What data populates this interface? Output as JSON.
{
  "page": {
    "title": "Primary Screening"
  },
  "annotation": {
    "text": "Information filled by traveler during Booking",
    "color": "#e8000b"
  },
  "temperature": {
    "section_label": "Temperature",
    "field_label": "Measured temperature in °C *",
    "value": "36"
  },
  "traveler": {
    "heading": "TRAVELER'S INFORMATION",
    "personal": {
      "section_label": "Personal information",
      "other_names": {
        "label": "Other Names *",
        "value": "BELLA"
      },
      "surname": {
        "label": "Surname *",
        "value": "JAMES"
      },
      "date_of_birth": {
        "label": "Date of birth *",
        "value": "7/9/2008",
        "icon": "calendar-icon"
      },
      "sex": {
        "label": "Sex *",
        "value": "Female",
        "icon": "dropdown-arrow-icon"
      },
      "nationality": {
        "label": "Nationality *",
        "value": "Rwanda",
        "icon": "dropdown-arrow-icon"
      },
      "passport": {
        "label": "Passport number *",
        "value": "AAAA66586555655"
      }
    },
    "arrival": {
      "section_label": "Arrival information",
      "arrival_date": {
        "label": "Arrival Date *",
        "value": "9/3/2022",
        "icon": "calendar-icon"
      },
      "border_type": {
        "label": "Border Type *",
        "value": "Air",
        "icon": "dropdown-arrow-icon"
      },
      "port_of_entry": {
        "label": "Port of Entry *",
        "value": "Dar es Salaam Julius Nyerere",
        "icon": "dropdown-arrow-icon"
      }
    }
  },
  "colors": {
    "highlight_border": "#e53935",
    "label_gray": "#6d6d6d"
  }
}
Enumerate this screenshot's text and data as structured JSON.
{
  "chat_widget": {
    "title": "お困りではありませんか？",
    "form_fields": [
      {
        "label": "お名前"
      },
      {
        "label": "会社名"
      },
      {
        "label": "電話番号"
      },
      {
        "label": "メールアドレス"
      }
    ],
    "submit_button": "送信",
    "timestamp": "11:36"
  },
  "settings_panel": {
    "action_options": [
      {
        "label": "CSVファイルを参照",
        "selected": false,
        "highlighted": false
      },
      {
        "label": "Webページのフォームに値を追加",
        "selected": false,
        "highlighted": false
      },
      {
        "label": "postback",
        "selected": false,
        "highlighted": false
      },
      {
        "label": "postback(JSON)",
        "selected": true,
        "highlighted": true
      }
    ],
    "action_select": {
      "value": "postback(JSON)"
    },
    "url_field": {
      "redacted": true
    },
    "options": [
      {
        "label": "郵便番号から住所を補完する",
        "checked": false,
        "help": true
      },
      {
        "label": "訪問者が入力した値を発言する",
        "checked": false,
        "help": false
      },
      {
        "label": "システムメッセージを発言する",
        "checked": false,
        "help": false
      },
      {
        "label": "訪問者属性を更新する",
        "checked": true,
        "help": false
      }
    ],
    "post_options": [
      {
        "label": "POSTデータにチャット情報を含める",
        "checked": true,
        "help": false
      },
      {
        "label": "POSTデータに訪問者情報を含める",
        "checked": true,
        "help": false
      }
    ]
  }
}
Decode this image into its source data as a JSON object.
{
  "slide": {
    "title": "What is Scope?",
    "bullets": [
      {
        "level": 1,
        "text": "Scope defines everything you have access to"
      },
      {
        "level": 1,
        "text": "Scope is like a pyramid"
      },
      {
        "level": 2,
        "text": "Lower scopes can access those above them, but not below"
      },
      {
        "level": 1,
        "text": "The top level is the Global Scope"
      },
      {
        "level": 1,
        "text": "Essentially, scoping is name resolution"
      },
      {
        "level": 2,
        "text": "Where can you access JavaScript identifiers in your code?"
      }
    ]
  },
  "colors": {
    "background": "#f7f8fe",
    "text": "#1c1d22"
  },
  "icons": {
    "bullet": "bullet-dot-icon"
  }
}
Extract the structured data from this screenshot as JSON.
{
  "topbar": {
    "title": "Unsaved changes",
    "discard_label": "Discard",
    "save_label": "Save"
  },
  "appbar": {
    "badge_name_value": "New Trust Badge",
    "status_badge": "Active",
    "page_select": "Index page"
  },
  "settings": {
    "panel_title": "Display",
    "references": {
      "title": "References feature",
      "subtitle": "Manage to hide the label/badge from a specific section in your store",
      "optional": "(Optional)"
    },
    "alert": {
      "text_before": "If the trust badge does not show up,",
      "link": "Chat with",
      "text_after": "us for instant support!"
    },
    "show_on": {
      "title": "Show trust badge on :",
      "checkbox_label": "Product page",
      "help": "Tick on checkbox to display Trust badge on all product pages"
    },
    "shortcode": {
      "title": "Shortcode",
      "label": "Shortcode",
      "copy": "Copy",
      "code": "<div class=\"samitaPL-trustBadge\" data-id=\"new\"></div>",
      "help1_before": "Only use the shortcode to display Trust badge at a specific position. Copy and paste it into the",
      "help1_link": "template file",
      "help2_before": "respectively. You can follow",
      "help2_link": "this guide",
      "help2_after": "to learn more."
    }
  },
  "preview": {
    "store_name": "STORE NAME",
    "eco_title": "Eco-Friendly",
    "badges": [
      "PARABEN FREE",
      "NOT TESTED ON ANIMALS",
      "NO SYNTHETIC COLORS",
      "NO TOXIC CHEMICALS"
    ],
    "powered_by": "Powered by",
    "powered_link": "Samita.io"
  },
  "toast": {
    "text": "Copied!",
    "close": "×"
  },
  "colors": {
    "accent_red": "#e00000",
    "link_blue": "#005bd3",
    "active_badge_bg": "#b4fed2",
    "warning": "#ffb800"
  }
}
+-------+
_WHAT TO PRODUCE_
Set out the complete listing exactly as shown.

_IN RESPONSE_
What data populates this interface? Output as JSON.
{
  "page": {
    "title": "Primary Screening"
  },
  "annotation": {
    "text": "Information filled by traveler during Booking",
    "color": "#e8000b"
  },
  "temperature": {
    "section_label": "Temperature",
    "field_label": "Measured temperature in °C *",
    "value": "36"
  },
  "traveler": {
    "heading": "TRAVELER'S INFORMATION",
    "personal": {
      "section_label": "Personal information",
      "other_names": {
        "label": "Other Names *",
        "value": "BELLA"
      },
      "surname": {
        "label": "Surname *",
        "value": "JAMES"
      },
      "date_of_birth": {
        "label": "Date of birth *",
        "value": "7/9/2008",
        "icon": "calendar-icon"
      },
      "sex": {
        "label": "Sex *",
        "value": "Female",
        "icon": "dropdown-arrow-icon"
      },
      "nationality": {
        "label": "Nationality *",
        "value": "Rwanda",
        "icon": "dropdown-arrow-icon"
      },
      "passport": {
        "label": "Passport number *",
        "value": "AAAA66586555655"
      }
    },
    "arrival": {
      "section_label": "Arrival information",
      "arrival_date": {
        "label": "Arrival Date *",
        "value": "9/3/2022",
        "icon": "calendar-icon"
      },
      "border_type": {
        "label": "Border Type *",
        "value": "Air",
        "icon": "dropdown-arrow-icon"
      },
      "port_of_entry": {
        "label": "Port of Entry *",
        "value": "Dar es Salaam Julius Nyerere",
        "icon": "dropdown-arrow-icon"
      }
    }
  },
  "colors": {
    "highlight_border": "#e53935",
    "label_gray": "#6d6d6d"
  }
}
Enumerate this screenshot's text and data as structured JSON.
{
  "chat_widget": {
    "title": "お困りではありませんか？",
    "form_fields": [
      {
        "label": "お名前"
      },
      {
        "label": "会社名"
      },
      {
        "label": "電話番号"
      },
      {
        "label": "メールアドレス"
      }
    ],
    "submit_button": "送信",
    "timestamp": "11:36"
  },
  "settings_panel": {
    "action_options": [
      {
        "label": "CSVファイルを参照",
        "selected": false,
        "highlighted": false
      },
      {
        "label": "Webページのフォームに値を追加",
        "selected": false,
        "highlighted": false
      },
      {
        "label": "postback",
        "selected": false,
        "highlighted": false
      },
      {
        "label": "postback(JSON)",
        "selected": true,
        "highlighted": true
      }
    ],
    "action_select": {
      "value": "postback(JSON)"
    },
    "url_field": {
      "redacted": true
    },
    "options": [
      {
        "label": "郵便番号から住所を補完する",
        "checked": false,
        "help": true
      },
      {
        "label": "訪問者が入力した値を発言する",
        "checked": false,
        "help": false
      },
      {
        "label": "システムメッセージを発言する",
        "checked": false,
        "help": false
      },
      {
        "label": "訪問者属性を更新する",
        "checked": true,
        "help": false
      }
    ],
    "post_options": [
      {
        "label": "POSTデータにチャット情報を含める",
        "checked": true,
        "help": false
      },
      {
        "label": "POSTデータに訪問者情報を含める",
        "checked": true,
        "help": false
      }
    ]
  }
}
Decode this image into its source data as a JSON object.
{
  "slide": {
    "title": "What is Scope?",
    "bullets": [
      {
        "level": 1,
        "text": "Scope defines everything you have access to"
      },
      {
        "level": 1,
        "text": "Scope is like a pyramid"
      },
      {
        "level": 2,
        "text": "Lower scopes can access those above them, but not below"
      },
      {
        "level": 1,
        "text": "The top level is the Global Scope"
      },
      {
        "level": 1,
        "text": "Essentially, scoping is name resolution"
      },
      {
        "level": 2,
        "text": "Where can you access JavaScript identifiers in your code?"
      }
    ]
  },
  "colors": {
    "background": "#f7f8fe",
    "text": "#1c1d22"
  },
  "icons": {
    "bullet": "bullet-dot-icon"
  }
}
Extract the structured data from this screenshot as JSON.
{
  "topbar": {
    "title": "Unsaved changes",
    "discard_label": "Discard",
    "save_label": "Save"
  },
  "appbar": {
    "badge_name_value": "New Trust Badge",
    "status_badge": "Active",
    "page_select": "Index page"
  },
  "settings": {
    "panel_title": "Display",
    "references": {
      "title": "References feature",
      "subtitle": "Manage to hide the label/badge from a specific section in your store",
      "optional": "(Optional)"
    },
    "alert": {
      "text_before": "If the trust badge does not show up,",
      "link": "Chat with",
      "text_after": "us for instant support!"
    },
    "show_on": {
      "title": "Show trust badge on :",
      "checkbox_label": "Product page",
      "help": "Tick on checkbox to display Trust badge on all product pages"
    },
    "shortcode": {
      "title": "Shortcode",
      "label": "Shortcode",
      "copy": "Copy",
      "code": "<div class=\"samitaPL-trustBadge\" data-id=\"new\"></div>",
      "help1_before": "Only use the shortcode to display Trust badge at a specific position. Copy and paste it into the",
      "help1_link": "template file",
      "help2_before": "respectively. You can follow",
      "help2_link": "this guide",
      "help2_after": "to learn more."
    }
  },
  "preview": {
    "store_name": "STORE NAME",
    "eco_title": "Eco-Friendly",
    "badges": [
      "PARABEN FREE",
      "NOT TESTED ON ANIMALS",
      "NO SYNTHETIC COLORS",
      "NO TOXIC CHEMICALS"
    ],
    "powered_by": "Powered by",
    "powered_link": "Samita.io"
  },
  "toast": {
    "text": "Copied!",
    "close": "×"
  },
  "colors": {
    "accent_red": "#e00000",
    "link_blue": "#005bd3",
    "active_badge_bg": "#b4fed2",
    "warning": "#ffb800"
  }
}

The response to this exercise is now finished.